# 要做的事:
下面这段讲高血压病人麻醉的文字说,有一种平衡麻醉对高血压病人较为适应。请列出这种平衡麻醉由哪几样药组成。

椎管内麻醉较全麻易引起血压波动,尤以蛛网膜下腔阻滞更为明显。下肢、会阴部短小手术采用蛛网膜下腔阻滞时,要注意容量补充,避免血压过度下降。硬膜外阻滞必须控制好麻醉平面。广平面阻滞也可引起血压严重下降。同时加强容量监测,合理补充液体和合理使用血管活性药。
2 全身麻醉
除短小手术外,大多数高血压病人手术,以选择全身麻醉较为安全,目前全麻大多采用静吸复合全麻。吸入麻醉药常用于控制术中高血压,尤其是异氟醚对心脏的抑制作用较轻,主要通过降低外周血管阻力,使动脉压下降,因此较适合在高血压病人中使用。然而,吸入麻醉药也能产生不同程度的心肌抑制作用,伴有冠状动脉窃血现象的冠状动脉扩张、心肌细胞乳酸的增加和部分室壁运动端而诱发心肌缺血。低浓度吸入麻醉药复合静脉麻醉方法对病人更为安全。静脉麻醉药中异丙酚对心血管有一定抑制,作用呈现剂量依赖性血压下降和心排血量减少。咪唑安定会产生轻度全身血管扩张和心排血量下降。异丙酚和咪唑安定对心率影响均不明显。小剂量异丙酚和咪唑安定用于高血压病人麻醉对控制血压有一定益处。异丙酚单次注射大于2mg/kg。咪唑安定单次注射0.1mg/kg,也可能会引起血压明显下降,应予以避免,芬太尼对心肌收缩力和血压无明显影响,但使心率减慢。肌松药中除潘库溴铵会引起心率增快外。阿屈库铵、维库溴铵对心血管系统均无明显影响。因此,高血压病人麻醉以咪唑安定、异丙酚、芬太尼和肌松药复合低浓度吸入麻醉药的平衡麻醉较为适应。诱导用量,咪唑安定0.025~0.05mg/kg,异丙酚1~2mg/kg,芬太尼4~6us/kg,维库溴铵 100μg/kg或阿曲库铵250ug/kg,维持用药异丙酚每小时1~4mg/kg。吸入麻醉0.5~1MAC,芬太尼与肌松药间断注射。对血压偏高者还可单次加用氟哌利多2.5~5mg。但要避免使用氯胺酮。氯胺酮可使血压升高,心率增快。从而增加心肌耗氧量,故高血压病人一般不宜于使用氯胺酮。高血压病人施行全身麻醉时,应掌握好麻醉深度,麻醉过深。可引起低血压。麻醉过浅或镇痛不全,在手术刺激强烈时,可引起机体强烈的应急反应,血浆肾上腺素、去甲肾上腺素浓度显著升高,一般为诱导期两倍,易引起血压升高,心率增快。

# 材料摘录:
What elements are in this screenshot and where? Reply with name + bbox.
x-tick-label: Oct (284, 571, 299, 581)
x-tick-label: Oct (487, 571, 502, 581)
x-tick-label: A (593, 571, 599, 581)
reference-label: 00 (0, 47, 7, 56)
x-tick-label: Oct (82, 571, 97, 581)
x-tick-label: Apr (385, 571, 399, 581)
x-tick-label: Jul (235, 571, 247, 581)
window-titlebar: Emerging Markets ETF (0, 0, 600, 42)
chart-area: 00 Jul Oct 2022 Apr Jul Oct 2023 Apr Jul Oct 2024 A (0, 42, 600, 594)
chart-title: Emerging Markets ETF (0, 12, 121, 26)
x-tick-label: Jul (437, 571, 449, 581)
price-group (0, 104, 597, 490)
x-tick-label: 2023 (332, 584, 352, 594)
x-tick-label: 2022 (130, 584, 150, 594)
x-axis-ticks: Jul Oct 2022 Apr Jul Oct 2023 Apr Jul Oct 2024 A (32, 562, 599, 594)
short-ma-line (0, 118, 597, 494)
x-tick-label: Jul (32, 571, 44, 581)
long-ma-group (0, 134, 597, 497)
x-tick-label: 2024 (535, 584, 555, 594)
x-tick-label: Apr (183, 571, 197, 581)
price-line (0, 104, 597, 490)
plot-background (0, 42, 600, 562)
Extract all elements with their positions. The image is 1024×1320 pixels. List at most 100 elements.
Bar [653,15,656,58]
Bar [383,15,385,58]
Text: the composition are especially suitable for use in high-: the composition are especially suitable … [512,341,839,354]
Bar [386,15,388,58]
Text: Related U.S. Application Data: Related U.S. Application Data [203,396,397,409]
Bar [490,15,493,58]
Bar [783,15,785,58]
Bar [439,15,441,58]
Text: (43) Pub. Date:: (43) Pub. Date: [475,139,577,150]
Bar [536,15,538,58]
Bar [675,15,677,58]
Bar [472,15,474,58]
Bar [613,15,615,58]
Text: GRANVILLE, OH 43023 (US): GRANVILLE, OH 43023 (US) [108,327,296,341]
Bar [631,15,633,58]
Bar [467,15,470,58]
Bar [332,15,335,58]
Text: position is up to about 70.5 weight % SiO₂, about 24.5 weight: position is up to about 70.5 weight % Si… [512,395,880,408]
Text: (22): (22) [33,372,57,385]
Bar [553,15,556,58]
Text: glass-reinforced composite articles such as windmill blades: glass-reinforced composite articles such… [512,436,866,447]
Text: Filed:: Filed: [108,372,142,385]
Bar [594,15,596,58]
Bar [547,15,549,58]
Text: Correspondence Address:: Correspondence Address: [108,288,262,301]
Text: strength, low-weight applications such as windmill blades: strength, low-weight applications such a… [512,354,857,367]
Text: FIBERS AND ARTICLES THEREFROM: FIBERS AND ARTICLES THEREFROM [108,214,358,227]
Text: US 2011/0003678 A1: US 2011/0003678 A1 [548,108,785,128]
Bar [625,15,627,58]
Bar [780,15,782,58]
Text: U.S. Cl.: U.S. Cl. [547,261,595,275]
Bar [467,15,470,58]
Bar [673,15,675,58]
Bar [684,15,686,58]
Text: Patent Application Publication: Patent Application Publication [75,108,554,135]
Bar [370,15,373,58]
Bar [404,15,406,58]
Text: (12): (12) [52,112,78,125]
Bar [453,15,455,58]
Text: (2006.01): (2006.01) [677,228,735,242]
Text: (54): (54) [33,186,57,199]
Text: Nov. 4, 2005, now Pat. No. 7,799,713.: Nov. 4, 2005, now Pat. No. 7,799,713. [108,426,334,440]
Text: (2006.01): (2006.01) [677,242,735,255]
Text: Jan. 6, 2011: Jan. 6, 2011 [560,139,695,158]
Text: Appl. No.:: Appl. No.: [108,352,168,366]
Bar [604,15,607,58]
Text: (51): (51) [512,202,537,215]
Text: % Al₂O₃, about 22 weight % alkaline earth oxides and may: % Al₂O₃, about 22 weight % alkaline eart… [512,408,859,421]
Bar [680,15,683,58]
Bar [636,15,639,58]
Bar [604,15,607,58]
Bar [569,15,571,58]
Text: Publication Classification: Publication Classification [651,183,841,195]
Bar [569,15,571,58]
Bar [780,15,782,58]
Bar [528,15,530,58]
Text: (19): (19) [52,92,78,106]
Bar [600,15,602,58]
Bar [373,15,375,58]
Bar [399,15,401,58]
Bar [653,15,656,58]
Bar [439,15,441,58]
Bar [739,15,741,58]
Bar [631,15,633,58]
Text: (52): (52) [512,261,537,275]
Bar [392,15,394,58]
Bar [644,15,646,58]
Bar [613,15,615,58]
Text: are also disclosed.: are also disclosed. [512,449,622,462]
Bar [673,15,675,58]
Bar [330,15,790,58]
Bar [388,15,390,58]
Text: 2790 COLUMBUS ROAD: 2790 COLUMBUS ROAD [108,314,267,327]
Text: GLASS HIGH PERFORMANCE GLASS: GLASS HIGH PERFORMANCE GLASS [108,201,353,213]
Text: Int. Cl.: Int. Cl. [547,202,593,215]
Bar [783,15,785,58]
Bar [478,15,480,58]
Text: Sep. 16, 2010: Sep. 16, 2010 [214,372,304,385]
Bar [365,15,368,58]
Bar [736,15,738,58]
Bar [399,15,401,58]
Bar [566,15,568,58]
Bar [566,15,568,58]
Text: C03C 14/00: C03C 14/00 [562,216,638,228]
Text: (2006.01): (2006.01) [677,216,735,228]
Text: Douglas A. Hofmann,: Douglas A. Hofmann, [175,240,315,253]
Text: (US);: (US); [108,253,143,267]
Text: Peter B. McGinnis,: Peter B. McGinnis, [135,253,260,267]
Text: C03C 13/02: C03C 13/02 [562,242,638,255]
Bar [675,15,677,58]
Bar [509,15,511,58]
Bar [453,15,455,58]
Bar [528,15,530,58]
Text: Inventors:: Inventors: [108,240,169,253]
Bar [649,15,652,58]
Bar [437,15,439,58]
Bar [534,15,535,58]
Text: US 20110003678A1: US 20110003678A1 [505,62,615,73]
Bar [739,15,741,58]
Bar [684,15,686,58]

# 本题答案:
咪唑安定、异丙酚、芬太尼、肌松药、低浓度吸入麻醉药